# Request:
Transcribe all of the material exactly. Any picture in it should be left out.

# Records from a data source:
──────────────────────────────

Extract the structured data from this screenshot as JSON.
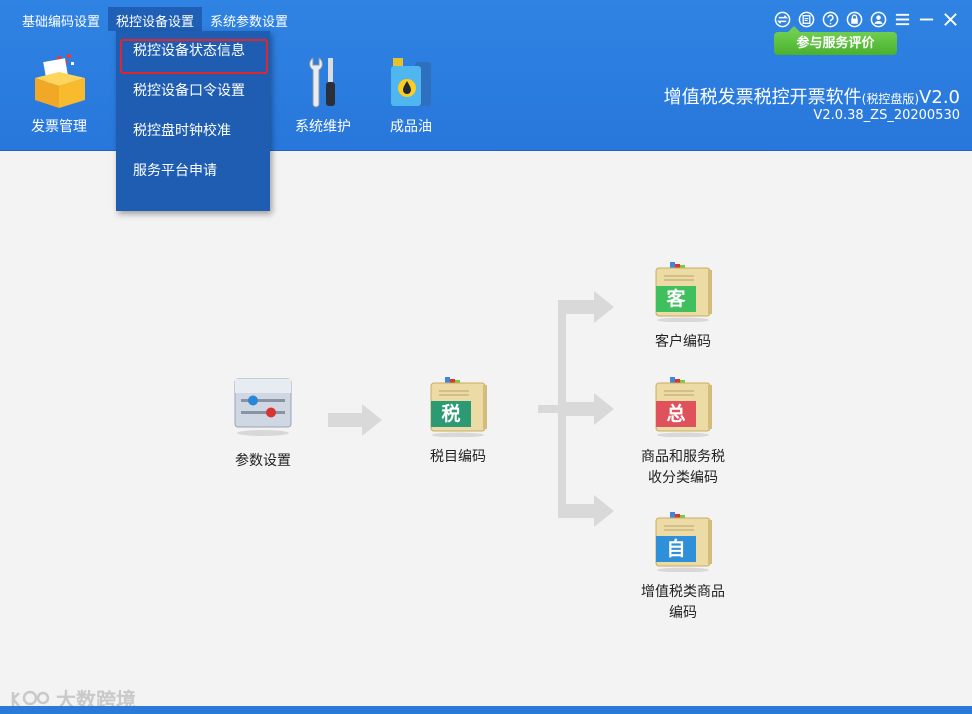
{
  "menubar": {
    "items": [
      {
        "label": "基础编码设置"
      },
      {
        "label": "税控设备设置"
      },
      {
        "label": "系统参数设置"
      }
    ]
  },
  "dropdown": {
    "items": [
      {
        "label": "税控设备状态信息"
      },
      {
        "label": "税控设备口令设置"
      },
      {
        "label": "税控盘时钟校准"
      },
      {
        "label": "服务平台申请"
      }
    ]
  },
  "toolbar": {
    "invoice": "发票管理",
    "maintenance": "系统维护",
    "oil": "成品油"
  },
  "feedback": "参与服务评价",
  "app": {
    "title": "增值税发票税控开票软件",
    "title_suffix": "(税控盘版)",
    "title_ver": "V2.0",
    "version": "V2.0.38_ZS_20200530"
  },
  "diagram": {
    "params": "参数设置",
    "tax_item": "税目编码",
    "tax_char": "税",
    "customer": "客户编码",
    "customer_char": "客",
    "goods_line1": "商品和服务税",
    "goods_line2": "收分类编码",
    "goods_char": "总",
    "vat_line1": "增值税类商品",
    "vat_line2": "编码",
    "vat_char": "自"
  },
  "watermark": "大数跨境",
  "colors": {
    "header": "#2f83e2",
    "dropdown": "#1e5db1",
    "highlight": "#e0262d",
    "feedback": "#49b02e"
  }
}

──────────────────────────────

# Exercise answer:
Extract the structured data from this screenshot as JSON.
{
  "menubar": {
    "items": [
      {
        "label": "基础编码设置"
      },
      {
        "label": "税控设备设置"
      },
      {
        "label": "系统参数设置"
      }
    ]
  },
  "dropdown": {
    "items": [
      {
        "label": "税控设备状态信息"
      },
      {
        "label": "税控设备口令设置"
      },
      {
        "label": "税控盘时钟校准"
      },
      {
        "label": "服务平台申请"
      }
    ]
  },
  "toolbar": {
    "invoice": "发票管理",
    "maintenance": "系统维护",
    "oil": "成品油"
  },
  "feedback": "参与服务评价",
  "app": {
    "title": "增值税发票税控开票软件",
    "title_suffix": "(税控盘版)",
    "title_ver": "V2.0",
    "version": "V2.0.38_ZS_20200530"
  },
  "diagram": {
    "params": "参数设置",
    "tax_item": "税目编码",
    "tax_char": "税",
    "customer": "客户编码",
    "customer_char": "客",
    "goods_line1": "商品和服务税",
    "goods_line2": "收分类编码",
    "goods_char": "总",
    "vat_line1": "增值税类商品",
    "vat_line2": "编码",
    "vat_char": "自"
  },
  "watermark": "大数跨境",
  "colors": {
    "header": "#2f83e2",
    "dropdown": "#1e5db1",
    "highlight": "#e0262d",
    "feedback": "#49b02e"
  }
}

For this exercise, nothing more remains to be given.